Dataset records
--- Begin ---

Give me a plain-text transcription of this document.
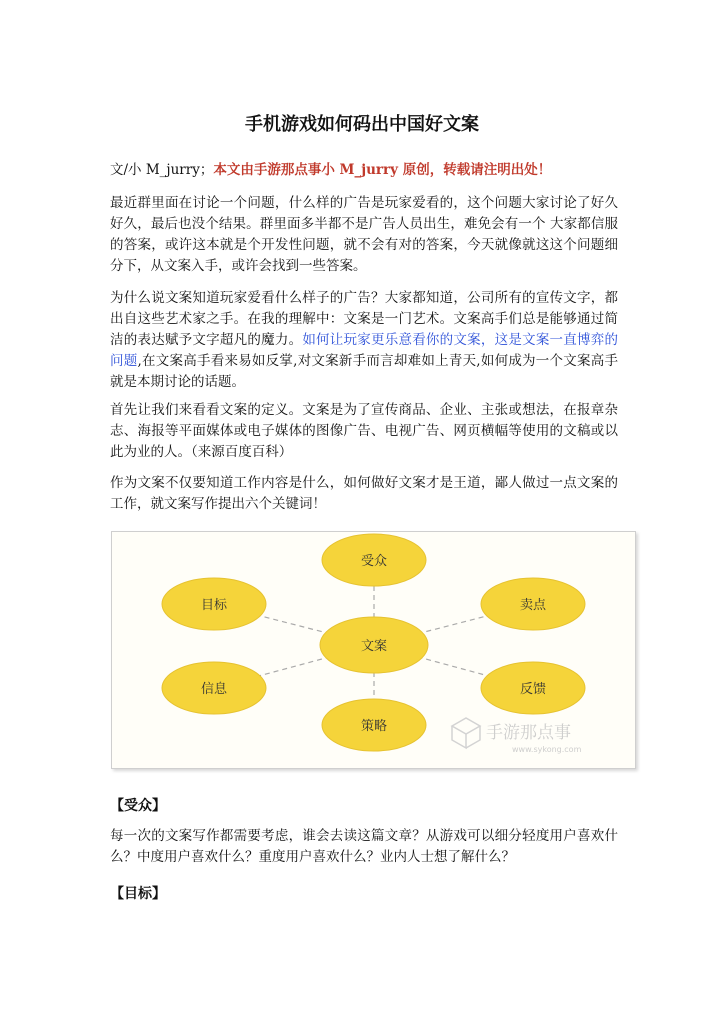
手机游戏如何码出中国好文案
文/小 M_jurry；本文由手游那点事小 M_jurry 原创，转载请注明出处！
最近群里面在讨论一个问题，什么样的广告是玩家爱看的，这个问题大家讨论了好久好久，最后也没个结果。群里面多半都不是广告人员出生，难免会有一个 大家都信服的答案，或许这本就是个开发性问题，就不会有对的答案，今天就像就这这个问题细分下，从文案入手，或许会找到一些答案。
为什么说文案知道玩家爱看什么样子的广告？大家都知道，公司所有的宣传文字，都出自这些艺术家之手。在我的理解中：文案是一门艺术。文案高手们总是能够通过简洁的表达赋予文字超凡的魔力。如何让玩家更乐意看你的文案，这是文案一直博弈的问题,在文案高手看来易如反掌,对文案新手而言却难如上青天,如何成为一个文案高手就是本期讨论的话题。
首先让我们来看看文案的定义。文案是为了宣传商品、企业、主张或想法，在报章杂志、海报等平面媒体或电子媒体的图像广告、电视广告、网页横幅等使用的文稿或以此为业的人。（来源百度百科）
作为文案不仅要知道工作内容是什么，如何做好文案才是王道，鄙人做过一点文案的工作，就文案写作提出六个关键词！
文案
受众
目标	卖点
信息	反馈
策略	手游那点事
www.sykong.com
【受众】
每一次的文案写作都需要考虑，谁会去读这篇文章？从游戏可以细分轻度用户喜欢什么？中度用户喜欢什么？重度用户喜欢什么？业内人士想了解什么？
【目标】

--- End ---

TASK PROMPT: Skipping the pictures, transcribe each line above exactly as it appears.

OUTPUT FOR THIS EXERCISE:
Give me a plain-text transcription of this document.
手机游戏如何码出中国好文案
文/小 M_jurry；本文由手游那点事小 M_jurry 原创，转载请注明出处！
最近群里面在讨论一个问题，什么样的广告是玩家爱看的，这个问题大家讨论了好久好久，最后也没个结果。群里面多半都不是广告人员出生，难免会有一个 大家都信服的答案，或许这本就是个开发性问题，就不会有对的答案，今天就像就这这个问题细分下，从文案入手，或许会找到一些答案。
为什么说文案知道玩家爱看什么样子的广告？大家都知道，公司所有的宣传文字，都出自这些艺术家之手。在我的理解中：文案是一门艺术。文案高手们总是能够通过简洁的表达赋予文字超凡的魔力。如何让玩家更乐意看你的文案，这是文案一直博弈的问题,在文案高手看来易如反掌,对文案新手而言却难如上青天,如何成为一个文案高手就是本期讨论的话题。
首先让我们来看看文案的定义。文案是为了宣传商品、企业、主张或想法，在报章杂志、海报等平面媒体或电子媒体的图像广告、电视广告、网页横幅等使用的文稿或以此为业的人。（来源百度百科）
作为文案不仅要知道工作内容是什么，如何做好文案才是王道，鄙人做过一点文案的工作，就文案写作提出六个关键词！
文案
受众
目标	卖点
信息	反馈
策略	手游那点事
www.sykong.com
【受众】
每一次的文案写作都需要考虑，谁会去读这篇文章？从游戏可以细分轻度用户喜欢什么？中度用户喜欢什么？重度用户喜欢什么？业内人士想了解什么？
【目标】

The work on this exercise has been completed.